Taking subject matter in an entirely new direction, I turn my attention temporarily to television drama (of sorts).
In recent times (for almost two years and for the most personal of reasons) I have paid only limited attention to the output of television, turning to it mainly for news and information. But gradually I have returned a little bit at a time to watching television, seeking out the more dramatic as well as the relaxing and entertaining aspects.
In recent weeks I acquired a free subscription to Apple TV and, although I am still not letting tv take over in the way it used to, a few things have whetted my appetite.
Something which was becoming fashionable prior to my sabbatical from television has grown in dominance but I have identified a change, which I am sure is present now in many outlets but I am going to drill down to two very particular examples of drama series which have taken my eye.
The trend I have identified in recent years is the strong female lead but it tended to turn up mainly in gritty crime/detective series and the like. However, the two examples which caught my attention recently could not be further removed from such roles.
I refer to two colourful, high production value, costume drama period pieces of a very particular type. As my television bandwidth is pretty narrow (Freeview and now Apple TV) there may be more examples but I refer to one from terrestrial tv, The Great (Channel 4, Sundays) and one other, Dickinson on Apple TV (new episodes each Friday).
For anyone who doesn’t know what it’s about, The Great is described as a comedy period drama and ‘an occasionally true story’ of the marriage of Catherine (later to become the Great) to the Emperor Peter III (the not-so-great) of Russia. It is lots of fun most of the time (and a tad ribald, Certificate 18+) but, without giving away any spoilers, I recently saw episode 5 which was unsparing in its depiction of the heartlessness and pointlessness of war. Horrible things happen in other episodes too but that particular episode got to me.
I think the only other part of a comedy series that had a similar effect on me was the finale of Blackadder Goes Fourth.
There, however, the similarity ends. In The Great we have a female lead in Elle Fanning who, even with a strong and talented cast around her, is the fascinating centre of attention. She does not over-act. The camera loves her face which is a thing of wonder whether expressing amusement, sadness, puzzlement, passion or disappointment. She is also an executive producer of all 10 episodes.

## CHALLENGES
1 – Give again the stretch from "There, however, the" through "all 10 episodes." in the television drama post, word for word.
2 – According to the television drama post, how many episodes of The Great is Elle Fanning an executive producer of?

## RECORD SET
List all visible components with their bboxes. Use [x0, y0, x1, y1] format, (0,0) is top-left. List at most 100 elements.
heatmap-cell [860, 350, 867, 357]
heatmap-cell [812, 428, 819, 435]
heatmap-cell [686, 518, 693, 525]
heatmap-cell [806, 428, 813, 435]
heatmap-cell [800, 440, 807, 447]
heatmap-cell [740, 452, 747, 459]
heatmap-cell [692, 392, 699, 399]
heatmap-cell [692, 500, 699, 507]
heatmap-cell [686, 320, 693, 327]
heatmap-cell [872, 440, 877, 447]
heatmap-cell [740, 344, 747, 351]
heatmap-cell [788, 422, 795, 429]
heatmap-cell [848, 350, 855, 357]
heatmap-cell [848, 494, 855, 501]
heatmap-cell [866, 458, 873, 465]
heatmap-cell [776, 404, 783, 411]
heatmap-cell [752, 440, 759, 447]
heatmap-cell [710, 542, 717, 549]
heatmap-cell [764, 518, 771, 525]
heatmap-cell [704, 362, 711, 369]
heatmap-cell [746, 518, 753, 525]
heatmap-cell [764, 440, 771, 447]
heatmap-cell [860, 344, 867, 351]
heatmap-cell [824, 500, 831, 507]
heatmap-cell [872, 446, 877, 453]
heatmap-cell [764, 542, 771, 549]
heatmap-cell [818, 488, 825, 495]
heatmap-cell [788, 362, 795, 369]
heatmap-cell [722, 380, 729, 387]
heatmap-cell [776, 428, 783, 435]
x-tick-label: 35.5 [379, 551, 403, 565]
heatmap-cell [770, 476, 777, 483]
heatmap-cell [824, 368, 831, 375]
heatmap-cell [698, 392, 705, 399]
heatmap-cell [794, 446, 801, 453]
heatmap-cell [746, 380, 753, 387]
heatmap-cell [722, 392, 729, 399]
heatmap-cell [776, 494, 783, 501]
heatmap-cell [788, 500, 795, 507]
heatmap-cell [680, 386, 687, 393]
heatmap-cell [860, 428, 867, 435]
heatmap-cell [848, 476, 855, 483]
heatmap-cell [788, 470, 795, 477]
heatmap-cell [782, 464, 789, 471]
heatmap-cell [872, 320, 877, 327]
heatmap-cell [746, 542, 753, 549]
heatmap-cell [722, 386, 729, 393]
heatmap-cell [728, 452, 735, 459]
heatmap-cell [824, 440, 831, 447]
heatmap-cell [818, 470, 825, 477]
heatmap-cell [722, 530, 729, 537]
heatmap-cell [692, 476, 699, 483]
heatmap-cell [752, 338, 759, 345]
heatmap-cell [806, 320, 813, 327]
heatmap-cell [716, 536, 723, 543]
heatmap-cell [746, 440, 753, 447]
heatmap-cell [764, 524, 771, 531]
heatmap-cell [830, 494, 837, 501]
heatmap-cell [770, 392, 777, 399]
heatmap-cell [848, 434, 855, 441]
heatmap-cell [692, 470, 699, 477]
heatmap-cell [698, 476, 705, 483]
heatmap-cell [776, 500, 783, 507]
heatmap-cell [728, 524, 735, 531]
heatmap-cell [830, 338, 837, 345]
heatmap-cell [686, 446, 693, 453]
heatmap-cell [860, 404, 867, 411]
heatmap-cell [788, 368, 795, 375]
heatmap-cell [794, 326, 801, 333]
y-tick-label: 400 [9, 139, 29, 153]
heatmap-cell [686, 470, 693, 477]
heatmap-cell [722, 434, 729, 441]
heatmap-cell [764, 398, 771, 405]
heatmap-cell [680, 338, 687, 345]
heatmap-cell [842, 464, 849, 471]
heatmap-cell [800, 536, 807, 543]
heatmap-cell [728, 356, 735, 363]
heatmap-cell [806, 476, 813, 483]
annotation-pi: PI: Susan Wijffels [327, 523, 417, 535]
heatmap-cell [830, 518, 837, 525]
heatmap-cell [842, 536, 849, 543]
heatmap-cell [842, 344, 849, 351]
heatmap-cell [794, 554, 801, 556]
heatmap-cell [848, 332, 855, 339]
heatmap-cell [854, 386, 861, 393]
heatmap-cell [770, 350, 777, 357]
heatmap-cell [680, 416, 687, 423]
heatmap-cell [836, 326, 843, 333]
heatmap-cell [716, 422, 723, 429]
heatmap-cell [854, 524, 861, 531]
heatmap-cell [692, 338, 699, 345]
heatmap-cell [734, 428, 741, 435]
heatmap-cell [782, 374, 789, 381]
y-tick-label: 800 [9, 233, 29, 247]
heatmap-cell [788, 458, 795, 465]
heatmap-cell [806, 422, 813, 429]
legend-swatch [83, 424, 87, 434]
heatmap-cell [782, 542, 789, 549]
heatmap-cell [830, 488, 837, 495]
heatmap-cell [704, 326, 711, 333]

## SET OF ANSWERS
1 –
There, however, the similarity ends. In The Great we have a female lead in Elle Fanning who, even with a strong and talented cast around her, is the fascinating centre of attention. She does not over-act. The camera loves her face which is a thing of wonder whether expressing amusement, sadness, puzzlement, passion or disappointment. She is also an executive producer of all 10 episodes.

2 – All 10 episodes.